§ Aim:
In the listing below, pick out lines with "relics".

§ Extracted data:

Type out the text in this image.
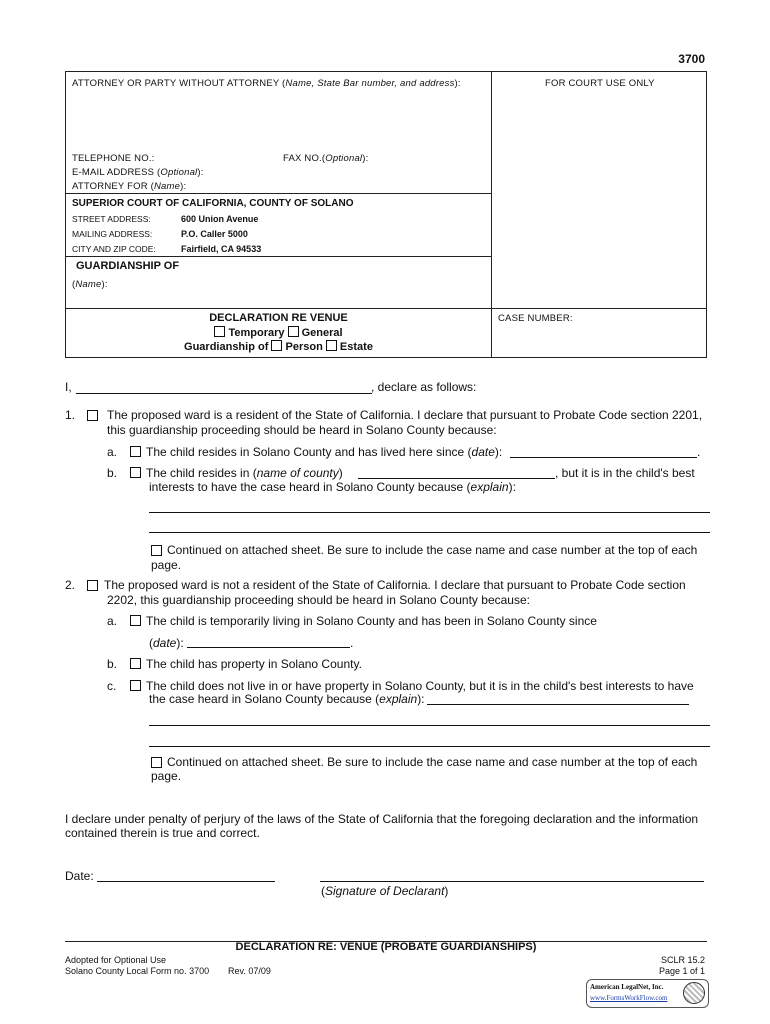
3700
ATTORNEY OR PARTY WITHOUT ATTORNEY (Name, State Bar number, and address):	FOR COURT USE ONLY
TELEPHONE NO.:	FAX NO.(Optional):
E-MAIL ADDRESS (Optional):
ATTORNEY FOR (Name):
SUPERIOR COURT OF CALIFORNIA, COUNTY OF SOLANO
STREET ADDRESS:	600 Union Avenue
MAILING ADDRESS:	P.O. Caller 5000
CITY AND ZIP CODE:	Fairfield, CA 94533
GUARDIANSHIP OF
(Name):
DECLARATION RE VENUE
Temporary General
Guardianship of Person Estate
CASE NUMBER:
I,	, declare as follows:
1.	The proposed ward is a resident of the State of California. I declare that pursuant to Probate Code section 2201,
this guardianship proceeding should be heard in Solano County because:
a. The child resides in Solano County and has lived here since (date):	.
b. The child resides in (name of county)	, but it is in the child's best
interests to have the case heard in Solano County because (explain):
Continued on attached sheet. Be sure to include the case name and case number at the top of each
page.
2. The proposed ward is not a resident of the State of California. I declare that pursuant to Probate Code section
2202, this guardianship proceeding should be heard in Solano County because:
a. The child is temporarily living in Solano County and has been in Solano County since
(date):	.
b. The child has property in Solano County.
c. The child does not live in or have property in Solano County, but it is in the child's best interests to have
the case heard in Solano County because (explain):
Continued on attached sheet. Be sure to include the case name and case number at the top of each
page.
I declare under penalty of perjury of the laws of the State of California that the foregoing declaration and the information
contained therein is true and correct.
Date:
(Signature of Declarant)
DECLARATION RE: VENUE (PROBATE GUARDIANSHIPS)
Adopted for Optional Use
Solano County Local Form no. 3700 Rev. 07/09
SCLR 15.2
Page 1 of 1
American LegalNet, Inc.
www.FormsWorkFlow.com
---
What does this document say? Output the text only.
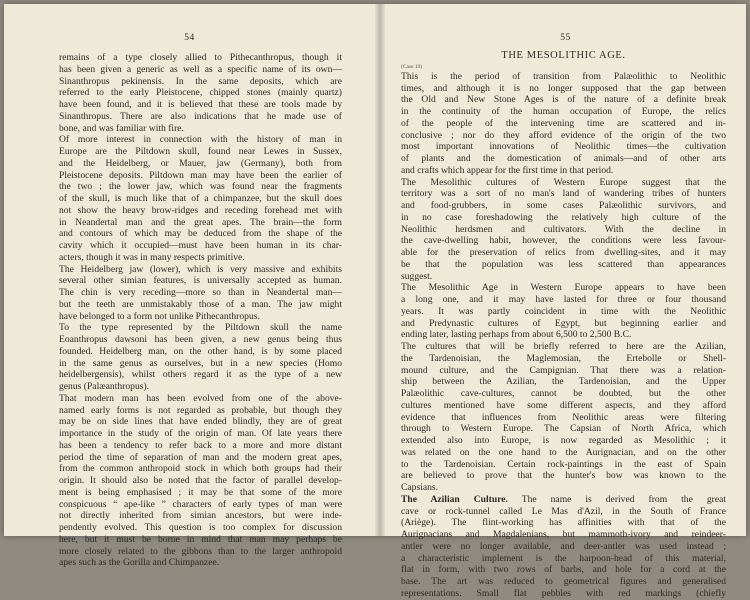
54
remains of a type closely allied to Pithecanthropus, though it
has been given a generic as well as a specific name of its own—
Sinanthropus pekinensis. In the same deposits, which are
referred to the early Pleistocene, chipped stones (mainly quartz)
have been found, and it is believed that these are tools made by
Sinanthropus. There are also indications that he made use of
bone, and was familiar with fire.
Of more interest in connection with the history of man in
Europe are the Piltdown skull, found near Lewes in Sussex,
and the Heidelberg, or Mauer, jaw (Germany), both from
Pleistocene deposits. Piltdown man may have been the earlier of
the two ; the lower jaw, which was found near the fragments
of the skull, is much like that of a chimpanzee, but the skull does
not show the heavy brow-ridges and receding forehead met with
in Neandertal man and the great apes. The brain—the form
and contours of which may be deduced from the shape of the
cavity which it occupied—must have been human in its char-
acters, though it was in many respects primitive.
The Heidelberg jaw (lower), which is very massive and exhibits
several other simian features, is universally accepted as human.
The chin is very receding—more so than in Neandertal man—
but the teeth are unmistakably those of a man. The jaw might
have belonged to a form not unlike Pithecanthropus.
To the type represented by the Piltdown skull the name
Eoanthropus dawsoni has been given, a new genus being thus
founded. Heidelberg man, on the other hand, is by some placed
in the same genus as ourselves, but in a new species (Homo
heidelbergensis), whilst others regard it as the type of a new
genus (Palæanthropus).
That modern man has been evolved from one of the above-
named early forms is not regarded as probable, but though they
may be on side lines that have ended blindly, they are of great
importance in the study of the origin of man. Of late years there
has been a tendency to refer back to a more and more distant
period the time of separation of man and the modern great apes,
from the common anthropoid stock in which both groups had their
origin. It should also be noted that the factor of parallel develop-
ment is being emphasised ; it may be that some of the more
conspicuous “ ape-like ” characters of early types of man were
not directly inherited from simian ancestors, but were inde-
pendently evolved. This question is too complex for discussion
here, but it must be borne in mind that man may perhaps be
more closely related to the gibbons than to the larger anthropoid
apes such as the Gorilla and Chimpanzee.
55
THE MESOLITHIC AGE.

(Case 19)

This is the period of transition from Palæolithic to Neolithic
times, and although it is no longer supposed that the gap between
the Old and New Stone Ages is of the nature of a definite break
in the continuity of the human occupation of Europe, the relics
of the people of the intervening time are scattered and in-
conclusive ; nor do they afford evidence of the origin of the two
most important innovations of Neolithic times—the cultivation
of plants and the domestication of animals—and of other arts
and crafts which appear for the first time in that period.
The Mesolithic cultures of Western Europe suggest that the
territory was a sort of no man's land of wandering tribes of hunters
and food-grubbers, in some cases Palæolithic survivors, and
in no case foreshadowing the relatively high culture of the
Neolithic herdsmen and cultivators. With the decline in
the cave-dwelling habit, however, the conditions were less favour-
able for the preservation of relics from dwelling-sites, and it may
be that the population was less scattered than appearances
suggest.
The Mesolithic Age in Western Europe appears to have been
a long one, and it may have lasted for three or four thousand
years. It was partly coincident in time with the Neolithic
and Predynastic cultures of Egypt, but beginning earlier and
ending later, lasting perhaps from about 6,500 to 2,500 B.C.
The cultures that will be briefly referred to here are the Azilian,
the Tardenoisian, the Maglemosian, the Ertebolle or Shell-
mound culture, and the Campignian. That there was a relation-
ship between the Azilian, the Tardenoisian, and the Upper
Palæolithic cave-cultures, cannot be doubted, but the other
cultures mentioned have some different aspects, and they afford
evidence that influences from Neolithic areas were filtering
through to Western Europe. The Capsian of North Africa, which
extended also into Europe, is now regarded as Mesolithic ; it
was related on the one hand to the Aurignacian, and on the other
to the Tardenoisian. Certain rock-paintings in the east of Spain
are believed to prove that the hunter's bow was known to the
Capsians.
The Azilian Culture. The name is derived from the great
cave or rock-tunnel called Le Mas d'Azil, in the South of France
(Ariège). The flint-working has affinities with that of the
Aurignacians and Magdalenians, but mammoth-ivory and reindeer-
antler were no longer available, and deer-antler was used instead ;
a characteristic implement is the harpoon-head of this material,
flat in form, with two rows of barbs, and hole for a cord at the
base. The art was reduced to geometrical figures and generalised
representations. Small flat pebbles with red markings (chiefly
--
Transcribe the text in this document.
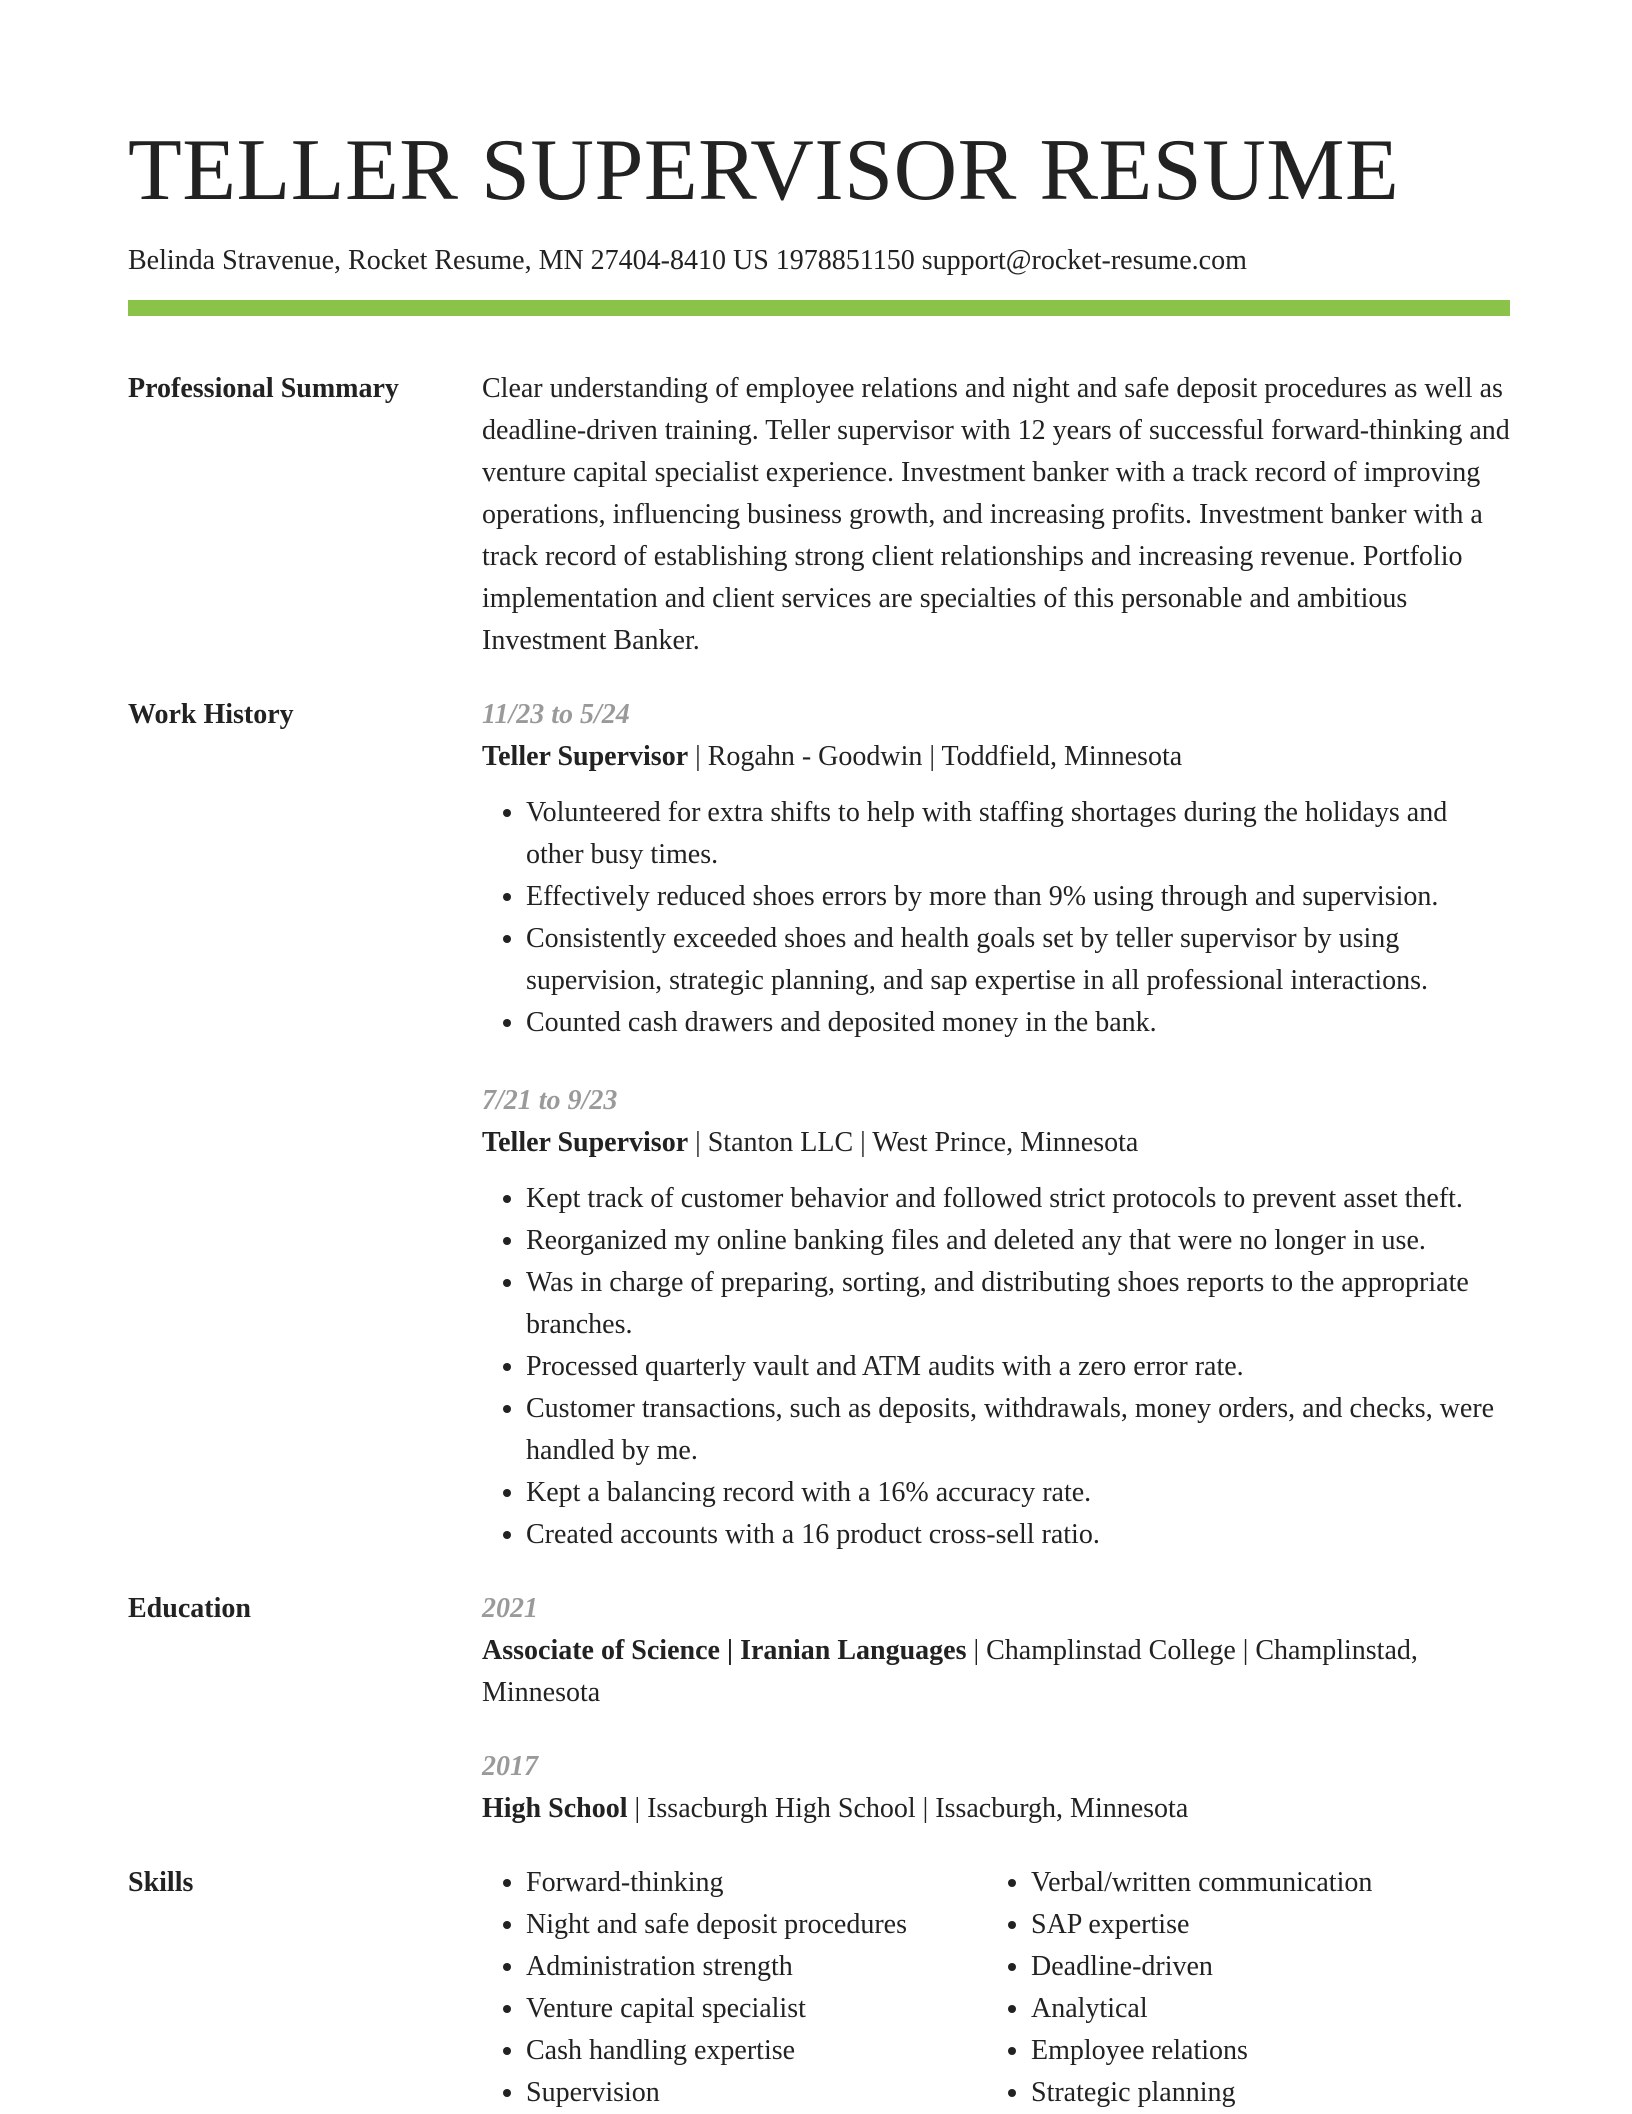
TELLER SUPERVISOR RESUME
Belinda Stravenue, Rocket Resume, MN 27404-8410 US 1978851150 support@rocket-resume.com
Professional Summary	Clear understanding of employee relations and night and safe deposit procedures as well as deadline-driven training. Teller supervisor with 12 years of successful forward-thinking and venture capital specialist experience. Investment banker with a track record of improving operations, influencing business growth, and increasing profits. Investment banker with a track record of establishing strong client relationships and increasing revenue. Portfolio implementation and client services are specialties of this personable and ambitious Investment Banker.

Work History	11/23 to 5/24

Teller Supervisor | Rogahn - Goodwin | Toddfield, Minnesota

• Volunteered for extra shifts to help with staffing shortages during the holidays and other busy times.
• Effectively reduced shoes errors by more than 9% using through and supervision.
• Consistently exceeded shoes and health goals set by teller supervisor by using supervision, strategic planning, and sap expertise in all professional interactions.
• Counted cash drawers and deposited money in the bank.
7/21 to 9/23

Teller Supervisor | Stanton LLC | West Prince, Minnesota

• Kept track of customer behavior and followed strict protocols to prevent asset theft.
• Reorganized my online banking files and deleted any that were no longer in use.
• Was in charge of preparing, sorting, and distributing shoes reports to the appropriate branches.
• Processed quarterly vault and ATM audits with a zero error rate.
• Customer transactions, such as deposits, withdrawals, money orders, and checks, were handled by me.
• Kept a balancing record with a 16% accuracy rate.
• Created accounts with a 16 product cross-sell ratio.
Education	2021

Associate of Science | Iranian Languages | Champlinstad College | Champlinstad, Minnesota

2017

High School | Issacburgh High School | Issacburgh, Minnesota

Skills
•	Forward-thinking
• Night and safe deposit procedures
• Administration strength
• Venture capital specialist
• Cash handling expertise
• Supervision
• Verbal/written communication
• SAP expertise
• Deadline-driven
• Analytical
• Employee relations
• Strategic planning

§ The reply:
in the continuity of the human occupation of Europe, the relics
able for the preservation of relics from dwelling-sites, and it may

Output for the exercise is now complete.